**WHAT IS EXPECTED:** Which lines below contain the word "kleinen"? Copy each of them.

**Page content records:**

[Start of section]

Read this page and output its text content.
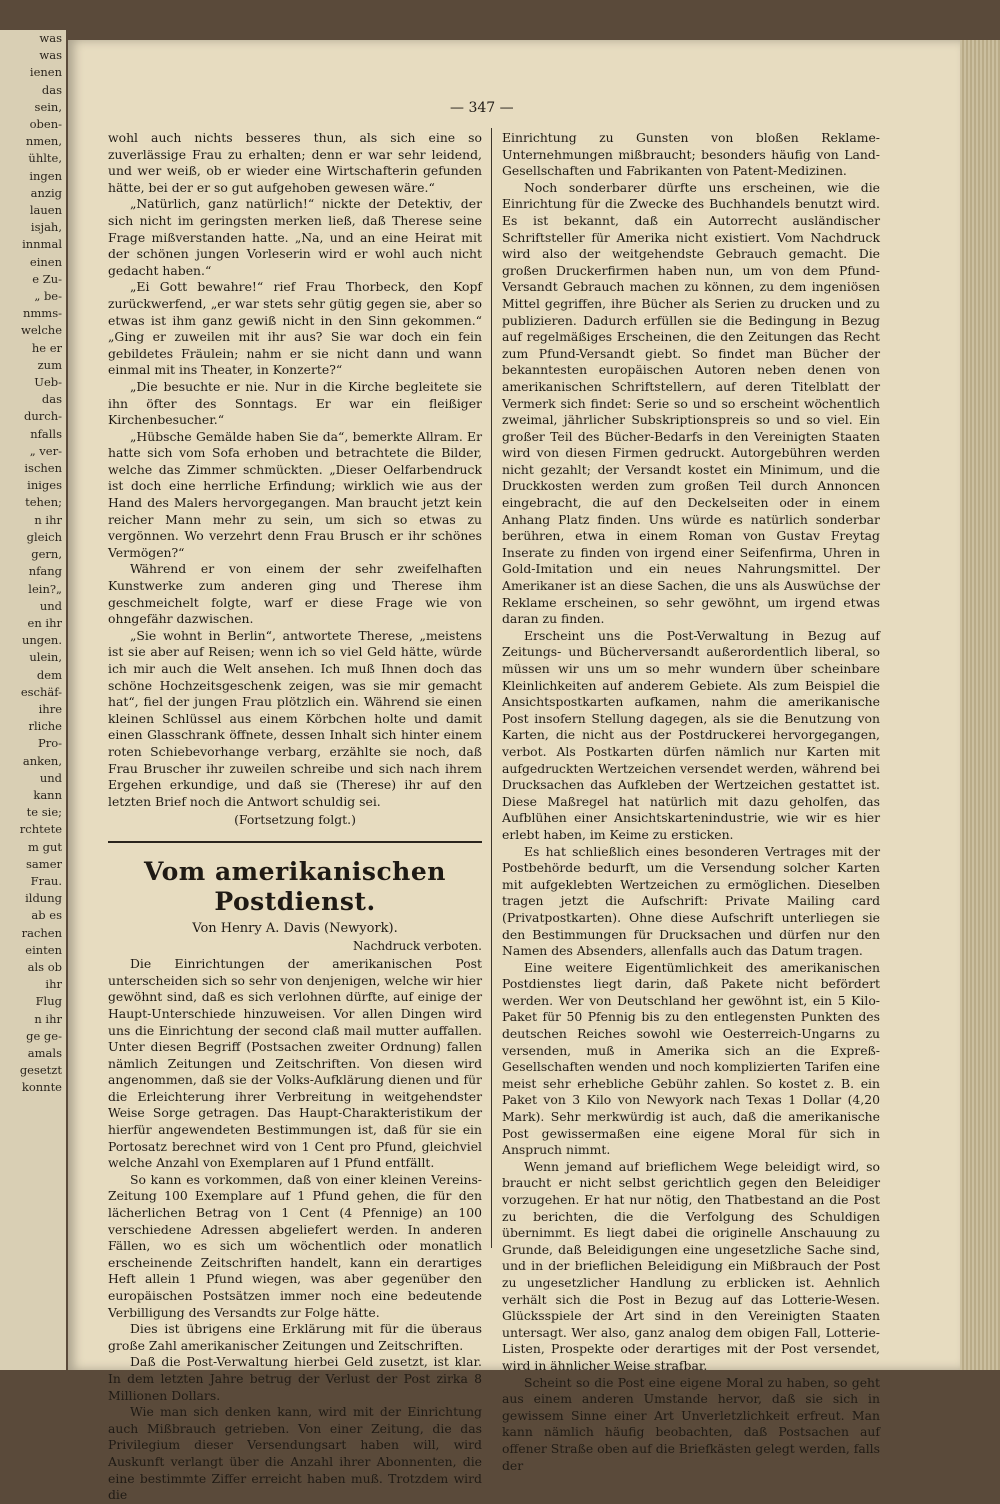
was
was
ienen
das
sein,
oben-
nmen,
ühlte,
ingen
anzig
lauen
isjah,
innmal
einen
e Zu-
„ be-
nmms-
welche
he er
zum
Ueb-
das
durch-
nfalls
„ ver-
ischen
iniges
tehen;
n ihr
gleich
gern,
nfang
lein?„
und
en ihr
ungen.
ulein,
dem
eschäf-
ihre
rliche
Pro-
anken,
und
kann
te sie;
rchtete
m gut
samer
Frau.
ildung
ab es
rachen
einten
als ob
ihr
Flug
n ihr
ge ge-
amals
gesetzt
konnte
— 347 —

wohl auch nichts besseres thun, als sich eine so zuverlässige Frau zu erhalten; denn er war sehr leidend, und wer weiß, ob er wieder eine Wirtschafterin gefunden hätte, bei der er so gut aufgehoben gewesen wäre.“

„Natürlich, ganz natürlich!“ nickte der Detektiv, der sich nicht im geringsten merken ließ, daß Therese seine Frage mißverstanden hatte. „Na, und an eine Heirat mit der schönen jungen Vorleserin wird er wohl auch nicht gedacht haben.“

„Ei Gott bewahre!“ rief Frau Thorbeck, den Kopf zurückwerfend, „er war stets sehr gütig gegen sie, aber so etwas ist ihm ganz gewiß nicht in den Sinn gekommen.“ „Ging er zuweilen mit ihr aus? Sie war doch ein fein gebildetes Fräulein; nahm er sie nicht dann und wann einmal mit ins Theater, in Konzerte?“

„Die besuchte er nie. Nur in die Kirche begleitete sie ihn öfter des Sonntags. Er war ein fleißiger Kirchenbesucher.“

„Hübsche Gemälde haben Sie da“, bemerkte Allram. Er hatte sich vom Sofa erhoben und betrachtete die Bilder, welche das Zimmer schmückten. „Dieser Oelfarbendruck ist doch eine herrliche Erfindung; wirklich wie aus der Hand des Malers hervorgegangen. Man braucht jetzt kein reicher Mann mehr zu sein, um sich so etwas zu vergönnen. Wo verzehrt denn Frau Brusch er ihr schönes Vermögen?“

Während er von einem der sehr zweifelhaften Kunstwerke zum anderen ging und Therese ihm geschmeichelt folgte, warf er diese Frage wie von ohngefähr dazwischen.

„Sie wohnt in Berlin“, antwortete Therese, „meistens ist sie aber auf Reisen; wenn ich so viel Geld hätte, würde ich mir auch die Welt ansehen. Ich muß Ihnen doch das schöne Hochzeitsgeschenk zeigen, was sie mir gemacht hat“, fiel der jungen Frau plötzlich ein. Während sie einen kleinen Schlüssel aus einem Körbchen holte und damit einen Glasschrank öffnete, dessen Inhalt sich hinter einem roten Schiebevorhange verbarg, erzählte sie noch, daß Frau Bruscher ihr zuweilen schreibe und sich nach ihrem Ergehen erkundige, und daß sie (Therese) ihr auf den letzten Brief noch die Antwort schuldig sei.

(Fortsetzung folgt.)
Vom amerikanischen Postdienst.
Von Henry A. Davis (Newyork).
Nachdruck verboten.

Die Einrichtungen der amerikanischen Post unterscheiden sich so sehr von denjenigen, welche wir hier gewöhnt sind, daß es sich verlohnen dürfte, auf einige der Haupt-Unterschiede hinzuweisen. Vor allen Dingen wird uns die Einrichtung der second claß mail mutter auffallen. Unter diesen Begriff (Postsachen zweiter Ordnung) fallen nämlich Zeitungen und Zeitschriften. Von diesen wird angenommen, daß sie der Volks-Aufklärung dienen und für die Erleichterung ihrer Verbreitung in weitgehendster Weise Sorge getragen. Das Haupt-Charakteristikum der hierfür angewendeten Bestimmungen ist, daß für sie ein Portosatz berechnet wird von 1 Cent pro Pfund, gleichviel welche Anzahl von Exemplaren auf 1 Pfund entfällt.

So kann es vorkommen, daß von einer kleinen Vereins-Zeitung 100 Exemplare auf 1 Pfund gehen, die für den lächerlichen Betrag von 1 Cent (4 Pfennige) an 100 verschiedene Adressen abgeliefert werden. In anderen Fällen, wo es sich um wöchentlich oder monatlich erscheinende Zeitschriften handelt, kann ein derartiges Heft allein 1 Pfund wiegen, was aber gegenüber den europäischen Postsätzen immer noch eine bedeutende Verbilligung des Versandts zur Folge hätte.

Dies ist übrigens eine Erklärung mit für die überaus große Zahl amerikanischer Zeitungen und Zeitschriften.

Daß die Post-Verwaltung hierbei Geld zusetzt, ist klar. In dem letzten Jahre betrug der Verlust der Post zirka 8 Millionen Dollars.

Wie man sich denken kann, wird mit der Einrichtung auch Mißbrauch getrieben. Von einer Zeitung, die das Privilegium dieser Versendungsart haben will, wird Auskunft verlangt über die Anzahl ihrer Abonnenten, die eine bestimmte Ziffer erreicht haben muß. Trotzdem wird die

Einrichtung zu Gunsten von bloßen Reklame-Unternehmungen mißbraucht; besonders häufig von Land-Gesellschaften und Fabrikanten von Patent-Medizinen.

Noch sonderbarer dürfte uns erscheinen, wie die Einrichtung für die Zwecke des Buchhandels benutzt wird. Es ist bekannt, daß ein Autorrecht ausländischer Schriftsteller für Amerika nicht existiert. Vom Nachdruck wird also der weitgehendste Gebrauch gemacht. Die großen Druckerfirmen haben nun, um von dem Pfund-Versandt Gebrauch machen zu können, zu dem ingeniösen Mittel gegriffen, ihre Bücher als Serien zu drucken und zu publizieren. Dadurch erfüllen sie die Bedingung in Bezug auf regelmäßiges Erscheinen, die den Zeitungen das Recht zum Pfund-Versandt giebt. So findet man Bücher der bekanntesten europäischen Autoren neben denen von amerikanischen Schriftstellern, auf deren Titelblatt der Vermerk sich findet: Serie so und so erscheint wöchentlich zweimal, jährlicher Subskriptionspreis so und so viel. Ein großer Teil des Bücher-Bedarfs in den Vereinigten Staaten wird von diesen Firmen gedruckt. Autorgebühren werden nicht gezahlt; der Versandt kostet ein Minimum, und die Druckkosten werden zum großen Teil durch Annoncen eingebracht, die auf den Deckelseiten oder in einem Anhang Platz finden. Uns würde es natürlich sonderbar berühren, etwa in einem Roman von Gustav Freytag Inserate zu finden von irgend einer Seifenfirma, Uhren in Gold-Imitation und ein neues Nahrungsmittel. Der Amerikaner ist an diese Sachen, die uns als Auswüchse der Reklame erscheinen, so sehr gewöhnt, um irgend etwas daran zu finden.

Erscheint uns die Post-Verwaltung in Bezug auf Zeitungs- und Bücherversandt außerordentlich liberal, so müssen wir uns um so mehr wundern über scheinbare Kleinlichkeiten auf anderem Gebiete. Als zum Beispiel die Ansichtspostkarten aufkamen, nahm die amerikanische Post insofern Stellung dagegen, als sie die Benutzung von Karten, die nicht aus der Postdruckerei hervorgegangen, verbot. Als Postkarten dürfen nämlich nur Karten mit aufgedruckten Wertzeichen versendet werden, während bei Drucksachen das Aufkleben der Wertzeichen gestattet ist. Diese Maßregel hat natürlich mit dazu geholfen, das Aufblühen einer Ansichtskartenindustrie, wie wir es hier erlebt haben, im Keime zu ersticken.

Es hat schließlich eines besonderen Vertrages mit der Postbehörde bedurft, um die Versendung solcher Karten mit aufgeklebten Wertzeichen zu ermöglichen. Dieselben tragen jetzt die Aufschrift: Private Mailing card (Privatpostkarten). Ohne diese Aufschrift unterliegen sie den Bestimmungen für Drucksachen und dürfen nur den Namen des Absenders, allenfalls auch das Datum tragen.

Eine weitere Eigentümlichkeit des amerikanischen Postdienstes liegt darin, daß Pakete nicht befördert werden. Wer von Deutschland her gewöhnt ist, ein 5 Kilo-Paket für 50 Pfennig bis zu den entlegensten Punkten des deutschen Reiches sowohl wie Oesterreich-Ungarns zu versenden, muß in Amerika sich an die Expreß-Gesellschaften wenden und noch komplizierten Tarifen eine meist sehr erhebliche Gebühr zahlen. So kostet z. B. ein Paket von 3 Kilo von Newyork nach Texas 1 Dollar (4,20 Mark). Sehr merkwürdig ist auch, daß die amerikanische Post gewissermaßen eine eigene Moral für sich in Anspruch nimmt.

Wenn jemand auf brieflichem Wege beleidigt wird, so braucht er nicht selbst gerichtlich gegen den Beleidiger vorzugehen. Er hat nur nötig, den Thatbestand an die Post zu berichten, die die Verfolgung des Schuldigen übernimmt. Es liegt dabei die originelle Anschauung zu Grunde, daß Beleidigungen eine ungesetzliche Sache sind, und in der brieflichen Beleidigung ein Mißbrauch der Post zu ungesetzlicher Handlung zu erblicken ist. Aehnlich verhält sich die Post in Bezug auf das Lotterie-Wesen. Glücksspiele der Art sind in den Vereinigten Staaten untersagt. Wer also, ganz analog dem obigen Fall, Lotterie-Listen, Prospekte oder derartiges mit der Post versendet, wird in ähnlicher Weise strafbar.

Scheint so die Post eine eigene Moral zu haben, so geht aus einem anderen Umstande hervor, daß sie sich in gewissem Sinne einer Art Unverletzlichkeit erfreut. Man kann nämlich häufig beobachten, daß Postsachen auf offener Straße oben auf die Briefkästen gelegt werden, falls der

[End of section]

**RESULT FOR THIS TASK:**
„Sie wohnt in Berlin“, antwortete Therese, „meistens ist sie aber auf Reisen; wenn ich so viel Geld hätte, würde ich mir auch die Welt ansehen. Ich muß Ihnen doch das schöne Hochzeitsgeschenk zeigen, was sie mir gemacht hat“, fiel der jungen Frau plötzlich ein. Während sie einen kleinen Schlüssel aus einem Körbchen holte und damit einen Glasschrank öffnete, dessen Inhalt sich hinter einem roten Schiebevorhange verbarg, erzählte sie noch, daß Frau Bruscher ihr zuweilen schreibe und sich nach ihrem Ergehen erkundige, und daß sie (Therese) ihr auf den letzten Brief noch die Antwort schuldig sei.
So kann es vorkommen, daß von einer kleinen Vereins-Zeitung 100 Exemplare auf 1 Pfund gehen, die für den lächerlichen Betrag von 1 Cent (4 Pfennige) an 100 verschiedene Adressen abgeliefert werden. In anderen Fällen, wo es sich um wöchentlich oder monatlich erscheinende Zeitschriften handelt, kann ein derartiges Heft allein 1 Pfund wiegen, was aber gegenüber den europäischen Postsätzen immer noch eine bedeutende Verbilligung des Versandts zur Folge hätte.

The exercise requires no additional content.